##### Estratto della fonte #####
L’intimità di coppia e il sesso rimodellano il cervello rafforzando il legame tra i partner. A rilevarlo è uno studio pubblicato sulla rivista eLife dall’Università del Texas ad Austin in collaborazione con il Cold Spring Harbor Laboratory.
I ricercatori hanno dimostrato che vi sono decine le regioni cerebrali in cui si scatena una vera e propria tempesta elettrica, come dimostra la mappatura realizzata nelle arvicole della prateria, piccoli roditori monogami molto utilizzati come modello per studiare la biologia dell’accoppiamento.
Lo studio
La prima mappatura completa e ad alta risoluzione del loro cervello ha evidenziato l’attivazione di ben 68 regioni distinte, organizzate in sette circuiti neuronali. Molte di queste aree non erano mai state associate all’accoppiamento, dunque potrebbero aprire la strada a nuove ricerche anche nel cervello umano.
Ciò che ha sorpreso maggiormente i ricercatori è che l’attività cerebrale delle arvicole in amore non presenta differenze tra maschi e femmine, sebbene sia noto come gli ormoni sessuali (testosterone, estrogeni e progesterone) giochino un ruolo cruciale nel comportamento sessuale e parentale.
L’attivazione delle 68 regioni cerebrali è strettamente legata all’eiaculazione maschile, un’esperienza che crea un subbuglio emotivo nei maschi interessati ma non solo e anche nelle femmine determina una maggiore attività cerebrale che contribuisce a rinsaldare il legame di coppia.
“I dati sul cervello e sul comportamento suggeriscono che entrambi i sessi potrebbero avere risposte simili all’orgasmo, e questi ‘orgasmi’ coordinano la formazione di un legame. Se ciò fosse vero, implicherebbe che gli orgasmi possono servire come mezzo per promuovere la connessione, come è stato a lungo suggerito negli esseri umani”.
#####
### Compiti da svolgere
A - Riporta il passo dell'estratto sullo studio delle arvicole che va da "L’intimità di coppia" fino a "Spring Harbor Laboratory.".
B - Rispondi alle seguenti domande in base all'estratto sullo studio delle arvicole.
(i) Su quale rivista è stato pubblicato lo studio?
(ii) Quante regioni cerebrali distinte si sono attivate e in quanti circuiti neuronali erano organizzate?
(iii) Quali ormoni sessuali vengono nominati?
##### Informazioni estratte #####
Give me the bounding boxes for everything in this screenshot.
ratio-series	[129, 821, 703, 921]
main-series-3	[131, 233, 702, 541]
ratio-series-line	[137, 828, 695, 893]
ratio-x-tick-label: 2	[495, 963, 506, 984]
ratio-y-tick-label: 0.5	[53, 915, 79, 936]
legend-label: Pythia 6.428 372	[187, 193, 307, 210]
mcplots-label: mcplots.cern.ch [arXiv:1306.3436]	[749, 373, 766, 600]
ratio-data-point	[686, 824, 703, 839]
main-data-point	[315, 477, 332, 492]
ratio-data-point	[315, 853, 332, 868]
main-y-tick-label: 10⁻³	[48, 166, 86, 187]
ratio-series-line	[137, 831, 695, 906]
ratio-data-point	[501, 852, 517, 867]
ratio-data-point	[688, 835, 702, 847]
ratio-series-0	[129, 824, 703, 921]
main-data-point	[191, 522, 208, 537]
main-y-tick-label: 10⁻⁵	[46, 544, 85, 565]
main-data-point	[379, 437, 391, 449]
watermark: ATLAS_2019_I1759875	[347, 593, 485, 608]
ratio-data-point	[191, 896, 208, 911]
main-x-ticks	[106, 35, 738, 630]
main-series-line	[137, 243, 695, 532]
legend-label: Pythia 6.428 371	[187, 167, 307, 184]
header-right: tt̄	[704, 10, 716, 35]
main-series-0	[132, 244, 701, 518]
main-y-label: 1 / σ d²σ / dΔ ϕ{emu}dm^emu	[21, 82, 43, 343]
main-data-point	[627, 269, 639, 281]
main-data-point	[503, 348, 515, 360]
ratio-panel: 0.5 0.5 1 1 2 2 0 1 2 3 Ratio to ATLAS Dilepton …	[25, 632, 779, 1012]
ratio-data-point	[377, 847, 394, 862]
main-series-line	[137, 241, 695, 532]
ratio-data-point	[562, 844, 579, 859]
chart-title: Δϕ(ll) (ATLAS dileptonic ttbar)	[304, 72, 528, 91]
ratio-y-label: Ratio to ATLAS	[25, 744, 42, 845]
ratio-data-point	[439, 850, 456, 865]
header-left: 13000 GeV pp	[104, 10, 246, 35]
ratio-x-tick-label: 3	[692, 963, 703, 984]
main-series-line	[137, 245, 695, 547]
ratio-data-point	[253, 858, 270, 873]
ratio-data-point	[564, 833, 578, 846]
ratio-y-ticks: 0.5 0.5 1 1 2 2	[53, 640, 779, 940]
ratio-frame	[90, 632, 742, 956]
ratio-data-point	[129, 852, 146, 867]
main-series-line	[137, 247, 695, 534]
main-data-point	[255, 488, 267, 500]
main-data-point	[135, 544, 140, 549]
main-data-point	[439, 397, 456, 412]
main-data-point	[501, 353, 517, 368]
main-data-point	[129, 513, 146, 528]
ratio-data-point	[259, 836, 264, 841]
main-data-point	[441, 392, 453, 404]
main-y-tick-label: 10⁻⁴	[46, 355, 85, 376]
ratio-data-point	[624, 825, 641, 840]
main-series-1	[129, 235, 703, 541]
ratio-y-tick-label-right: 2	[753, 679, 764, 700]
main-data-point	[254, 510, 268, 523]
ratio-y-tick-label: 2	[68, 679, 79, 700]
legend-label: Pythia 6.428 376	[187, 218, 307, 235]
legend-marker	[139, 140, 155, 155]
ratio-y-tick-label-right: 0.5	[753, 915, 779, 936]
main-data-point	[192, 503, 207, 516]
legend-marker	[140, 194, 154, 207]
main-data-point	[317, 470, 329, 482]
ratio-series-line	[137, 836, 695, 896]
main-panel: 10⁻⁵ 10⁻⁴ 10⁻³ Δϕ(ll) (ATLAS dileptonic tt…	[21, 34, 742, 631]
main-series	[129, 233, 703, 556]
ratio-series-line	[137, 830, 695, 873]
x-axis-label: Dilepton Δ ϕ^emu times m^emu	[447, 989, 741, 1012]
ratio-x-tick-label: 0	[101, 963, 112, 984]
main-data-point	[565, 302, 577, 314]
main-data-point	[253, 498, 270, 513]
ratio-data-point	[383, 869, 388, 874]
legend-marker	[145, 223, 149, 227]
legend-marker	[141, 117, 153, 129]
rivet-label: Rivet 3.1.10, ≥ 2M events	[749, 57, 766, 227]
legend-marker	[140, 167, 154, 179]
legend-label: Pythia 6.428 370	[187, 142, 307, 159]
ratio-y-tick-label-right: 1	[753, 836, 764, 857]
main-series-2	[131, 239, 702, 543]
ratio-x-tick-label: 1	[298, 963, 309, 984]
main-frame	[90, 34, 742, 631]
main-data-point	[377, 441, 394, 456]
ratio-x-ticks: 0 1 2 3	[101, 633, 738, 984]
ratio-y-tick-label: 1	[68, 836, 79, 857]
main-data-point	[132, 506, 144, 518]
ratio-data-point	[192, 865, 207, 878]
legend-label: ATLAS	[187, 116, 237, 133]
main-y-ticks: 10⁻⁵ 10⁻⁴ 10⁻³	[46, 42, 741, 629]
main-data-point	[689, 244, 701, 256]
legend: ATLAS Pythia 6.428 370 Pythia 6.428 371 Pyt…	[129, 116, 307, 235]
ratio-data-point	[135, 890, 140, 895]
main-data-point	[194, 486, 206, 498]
#####
### Risposte per compito
A -
L’intimità di coppia e il sesso rimodellano il cervello rafforzando il legame tra i partner. A rilevarlo è uno studio pubblicato sulla rivista eLife dall’Università del Texas ad Austin in collaborazione con il Cold Spring Harbor Laboratory.

B -
(i) Sulla rivista eLife.
(ii) Si sono attivate 68 regioni distinte, organizzate in sette circuiti neuronali.
(iii) Il testosterone, gli estrogeni e il progesterone.